TASK PROMPT: Retype each of the following entries line for line, without changing a single character.

EXTRACTED RECORDS:
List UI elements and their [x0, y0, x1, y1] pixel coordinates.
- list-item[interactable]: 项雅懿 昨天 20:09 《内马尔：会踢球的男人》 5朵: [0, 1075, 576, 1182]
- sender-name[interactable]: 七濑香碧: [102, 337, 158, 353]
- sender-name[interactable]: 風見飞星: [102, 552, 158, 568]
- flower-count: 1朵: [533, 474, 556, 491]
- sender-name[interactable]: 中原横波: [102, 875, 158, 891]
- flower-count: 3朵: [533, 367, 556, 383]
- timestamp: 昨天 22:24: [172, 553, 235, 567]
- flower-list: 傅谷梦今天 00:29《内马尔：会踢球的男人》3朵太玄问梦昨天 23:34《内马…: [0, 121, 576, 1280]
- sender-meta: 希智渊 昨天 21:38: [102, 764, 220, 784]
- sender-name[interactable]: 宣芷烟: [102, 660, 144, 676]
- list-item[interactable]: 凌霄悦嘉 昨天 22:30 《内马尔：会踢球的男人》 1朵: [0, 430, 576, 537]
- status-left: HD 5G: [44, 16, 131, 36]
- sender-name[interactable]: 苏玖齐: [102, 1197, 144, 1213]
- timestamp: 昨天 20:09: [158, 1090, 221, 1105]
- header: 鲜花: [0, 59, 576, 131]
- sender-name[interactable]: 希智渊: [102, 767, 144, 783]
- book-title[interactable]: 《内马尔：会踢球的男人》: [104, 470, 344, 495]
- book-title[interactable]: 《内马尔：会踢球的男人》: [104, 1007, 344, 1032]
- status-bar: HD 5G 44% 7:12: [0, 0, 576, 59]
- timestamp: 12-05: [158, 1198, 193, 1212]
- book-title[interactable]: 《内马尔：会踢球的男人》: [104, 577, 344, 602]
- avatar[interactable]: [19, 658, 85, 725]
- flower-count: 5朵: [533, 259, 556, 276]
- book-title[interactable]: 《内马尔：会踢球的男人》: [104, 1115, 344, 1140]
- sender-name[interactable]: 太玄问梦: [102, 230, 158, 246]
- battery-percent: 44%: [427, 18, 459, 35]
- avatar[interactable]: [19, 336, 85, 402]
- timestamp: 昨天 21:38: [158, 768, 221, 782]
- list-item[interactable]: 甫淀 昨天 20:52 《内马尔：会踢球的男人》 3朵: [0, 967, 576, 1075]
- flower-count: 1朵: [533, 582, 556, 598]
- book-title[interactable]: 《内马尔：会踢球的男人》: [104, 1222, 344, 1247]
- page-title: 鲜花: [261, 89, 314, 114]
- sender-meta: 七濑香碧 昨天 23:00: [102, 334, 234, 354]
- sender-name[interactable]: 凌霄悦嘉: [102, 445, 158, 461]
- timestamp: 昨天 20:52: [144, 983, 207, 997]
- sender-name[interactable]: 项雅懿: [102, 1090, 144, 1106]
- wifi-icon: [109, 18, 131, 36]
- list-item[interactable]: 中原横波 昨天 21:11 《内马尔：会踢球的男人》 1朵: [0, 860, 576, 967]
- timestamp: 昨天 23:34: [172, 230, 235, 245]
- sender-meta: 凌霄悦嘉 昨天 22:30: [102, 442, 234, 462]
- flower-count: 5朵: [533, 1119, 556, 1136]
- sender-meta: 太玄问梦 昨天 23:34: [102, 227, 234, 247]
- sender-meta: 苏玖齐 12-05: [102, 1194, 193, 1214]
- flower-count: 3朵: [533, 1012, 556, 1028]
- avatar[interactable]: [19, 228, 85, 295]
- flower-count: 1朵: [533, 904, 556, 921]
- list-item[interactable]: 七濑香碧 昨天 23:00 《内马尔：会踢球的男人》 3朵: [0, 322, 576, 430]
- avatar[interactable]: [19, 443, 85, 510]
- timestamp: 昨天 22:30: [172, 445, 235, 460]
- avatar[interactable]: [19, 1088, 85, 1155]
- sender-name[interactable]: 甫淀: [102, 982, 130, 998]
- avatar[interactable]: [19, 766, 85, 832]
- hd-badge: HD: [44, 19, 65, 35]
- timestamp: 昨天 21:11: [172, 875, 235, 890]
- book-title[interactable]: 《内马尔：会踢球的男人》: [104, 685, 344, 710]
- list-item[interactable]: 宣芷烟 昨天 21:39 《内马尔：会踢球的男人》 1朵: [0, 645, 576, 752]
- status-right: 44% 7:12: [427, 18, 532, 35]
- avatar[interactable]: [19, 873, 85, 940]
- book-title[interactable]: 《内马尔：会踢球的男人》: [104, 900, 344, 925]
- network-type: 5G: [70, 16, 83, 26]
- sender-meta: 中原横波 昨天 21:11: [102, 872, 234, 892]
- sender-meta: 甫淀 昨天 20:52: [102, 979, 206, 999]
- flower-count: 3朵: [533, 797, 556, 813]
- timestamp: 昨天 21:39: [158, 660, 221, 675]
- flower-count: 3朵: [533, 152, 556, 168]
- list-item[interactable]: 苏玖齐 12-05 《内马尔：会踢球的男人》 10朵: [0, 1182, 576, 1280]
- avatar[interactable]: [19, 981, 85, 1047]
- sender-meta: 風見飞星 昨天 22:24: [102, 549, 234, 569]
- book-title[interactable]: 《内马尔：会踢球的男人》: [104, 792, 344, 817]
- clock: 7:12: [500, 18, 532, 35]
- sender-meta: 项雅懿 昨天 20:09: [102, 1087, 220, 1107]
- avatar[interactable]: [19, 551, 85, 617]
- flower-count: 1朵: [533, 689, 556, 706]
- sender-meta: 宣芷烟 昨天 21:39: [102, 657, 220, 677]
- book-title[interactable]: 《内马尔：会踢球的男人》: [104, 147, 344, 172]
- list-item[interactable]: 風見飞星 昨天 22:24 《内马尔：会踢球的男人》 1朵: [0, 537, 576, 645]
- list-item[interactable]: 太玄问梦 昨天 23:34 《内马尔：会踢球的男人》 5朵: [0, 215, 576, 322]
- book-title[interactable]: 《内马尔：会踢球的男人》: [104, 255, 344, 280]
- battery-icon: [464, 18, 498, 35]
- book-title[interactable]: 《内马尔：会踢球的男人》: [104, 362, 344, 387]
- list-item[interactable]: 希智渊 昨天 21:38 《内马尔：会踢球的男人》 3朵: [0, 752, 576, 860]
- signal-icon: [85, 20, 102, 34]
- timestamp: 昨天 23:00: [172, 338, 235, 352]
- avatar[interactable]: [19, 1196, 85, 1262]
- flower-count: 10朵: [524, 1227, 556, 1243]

WORKED SOLUTION:
List UI elements and their [x0, y0, x1, y1] pixel coordinates.
- list-item[interactable]: 项雅懿 昨天 20:09 《内马尔：会踢球的男人》 5朵: [0, 1075, 576, 1182]
- sender-name[interactable]: 七濑香碧: [102, 337, 158, 353]
- sender-name[interactable]: 風見飞星: [102, 552, 158, 568]
- flower-count: 1朵: [533, 474, 556, 491]
- sender-name[interactable]: 中原横波: [102, 875, 158, 891]
- flower-count: 3朵: [533, 367, 556, 383]
- timestamp: 昨天 22:24: [172, 553, 235, 567]
- flower-list: 傅谷梦今天 00:29《内马尔：会踢球的男人》3朵太玄问梦昨天 23:34《内马…: [0, 121, 576, 1280]
- sender-meta: 希智渊 昨天 21:38: [102, 764, 220, 784]
- sender-name[interactable]: 宣芷烟: [102, 660, 144, 676]
- list-item[interactable]: 凌霄悦嘉 昨天 22:30 《内马尔：会踢球的男人》 1朵: [0, 430, 576, 537]
- status-left: HD 5G: [44, 16, 131, 36]
- sender-name[interactable]: 苏玖齐: [102, 1197, 144, 1213]
- timestamp: 昨天 20:09: [158, 1090, 221, 1105]
- header: 鲜花: [0, 59, 576, 131]
- sender-name[interactable]: 希智渊: [102, 767, 144, 783]
- book-title[interactable]: 《内马尔：会踢球的男人》: [104, 470, 344, 495]
- book-title[interactable]: 《内马尔：会踢球的男人》: [104, 1007, 344, 1032]
- status-bar: HD 5G 44% 7:12: [0, 0, 576, 59]
- timestamp: 12-05: [158, 1198, 193, 1212]
- book-title[interactable]: 《内马尔：会踢球的男人》: [104, 577, 344, 602]
- avatar[interactable]: [19, 658, 85, 725]
- flower-count: 5朵: [533, 259, 556, 276]
- book-title[interactable]: 《内马尔：会踢球的男人》: [104, 1115, 344, 1140]
- sender-name[interactable]: 太玄问梦: [102, 230, 158, 246]
- battery-percent: 44%: [427, 18, 459, 35]
- avatar[interactable]: [19, 336, 85, 402]
- timestamp: 昨天 21:38: [158, 768, 221, 782]
- list-item[interactable]: 甫淀 昨天 20:52 《内马尔：会踢球的男人》 3朵: [0, 967, 576, 1075]
- flower-count: 1朵: [533, 582, 556, 598]
- book-title[interactable]: 《内马尔：会踢球的男人》: [104, 1222, 344, 1247]
- page-title: 鲜花: [261, 89, 314, 114]
- sender-meta: 七濑香碧 昨天 23:00: [102, 334, 234, 354]
- sender-name[interactable]: 凌霄悦嘉: [102, 445, 158, 461]
- timestamp: 昨天 20:52: [144, 983, 207, 997]
- sender-name[interactable]: 项雅懿: [102, 1090, 144, 1106]
- wifi-icon: [109, 18, 131, 36]
- list-item[interactable]: 中原横波 昨天 21:11 《内马尔：会踢球的男人》 1朵: [0, 860, 576, 967]
- timestamp: 昨天 23:34: [172, 230, 235, 245]
- sender-meta: 凌霄悦嘉 昨天 22:30: [102, 442, 234, 462]
- flower-count: 5朵: [533, 1119, 556, 1136]
- sender-meta: 太玄问梦 昨天 23:34: [102, 227, 234, 247]
- sender-meta: 苏玖齐 12-05: [102, 1194, 193, 1214]
- flower-count: 3朵: [533, 1012, 556, 1028]
- avatar[interactable]: [19, 228, 85, 295]
- flower-count: 1朵: [533, 904, 556, 921]
- list-item[interactable]: 七濑香碧 昨天 23:00 《内马尔：会踢球的男人》 3朵: [0, 322, 576, 430]
- avatar[interactable]: [19, 443, 85, 510]
- timestamp: 昨天 22:30: [172, 445, 235, 460]
- avatar[interactable]: [19, 1088, 85, 1155]
- sender-name[interactable]: 甫淀: [102, 982, 130, 998]
- avatar[interactable]: [19, 766, 85, 832]
- hd-badge: HD: [44, 19, 65, 35]
- timestamp: 昨天 21:11: [172, 875, 235, 890]
- book-title[interactable]: 《内马尔：会踢球的男人》: [104, 685, 344, 710]
- list-item[interactable]: 宣芷烟 昨天 21:39 《内马尔：会踢球的男人》 1朵: [0, 645, 576, 752]
- status-right: 44% 7:12: [427, 18, 532, 35]
- avatar[interactable]: [19, 873, 85, 940]
- book-title[interactable]: 《内马尔：会踢球的男人》: [104, 900, 344, 925]
- network-type: 5G: [70, 16, 83, 26]
- sender-meta: 中原横波 昨天 21:11: [102, 872, 234, 892]
- sender-meta: 甫淀 昨天 20:52: [102, 979, 206, 999]
- flower-count: 3朵: [533, 797, 556, 813]
- timestamp: 昨天 21:39: [158, 660, 221, 675]
- flower-count: 3朵: [533, 152, 556, 168]
- list-item[interactable]: 苏玖齐 12-05 《内马尔：会踢球的男人》 10朵: [0, 1182, 576, 1280]
- avatar[interactable]: [19, 981, 85, 1047]
- sender-meta: 風見飞星 昨天 22:24: [102, 549, 234, 569]
- book-title[interactable]: 《内马尔：会踢球的男人》: [104, 792, 344, 817]
- clock: 7:12: [500, 18, 532, 35]
- sender-meta: 项雅懿 昨天 20:09: [102, 1087, 220, 1107]
- avatar[interactable]: [19, 551, 85, 617]
- flower-count: 1朵: [533, 689, 556, 706]
- sender-meta: 宣芷烟 昨天 21:39: [102, 657, 220, 677]
- book-title[interactable]: 《内马尔：会踢球的男人》: [104, 147, 344, 172]
- list-item[interactable]: 風見飞星 昨天 22:24 《内马尔：会踢球的男人》 1朵: [0, 537, 576, 645]
- list-item[interactable]: 太玄问梦 昨天 23:34 《内马尔：会踢球的男人》 5朵: [0, 215, 576, 322]
- book-title[interactable]: 《内马尔：会踢球的男人》: [104, 255, 344, 280]
- battery-icon: [464, 18, 498, 35]
- book-title[interactable]: 《内马尔：会踢球的男人》: [104, 362, 344, 387]
- list-item[interactable]: 希智渊 昨天 21:38 《内马尔：会踢球的男人》 3朵: [0, 752, 576, 860]
- signal-icon: [85, 20, 102, 34]
- timestamp: 昨天 23:00: [172, 338, 235, 352]
- avatar[interactable]: [19, 1196, 85, 1262]
- flower-count: 10朵: [524, 1227, 556, 1243]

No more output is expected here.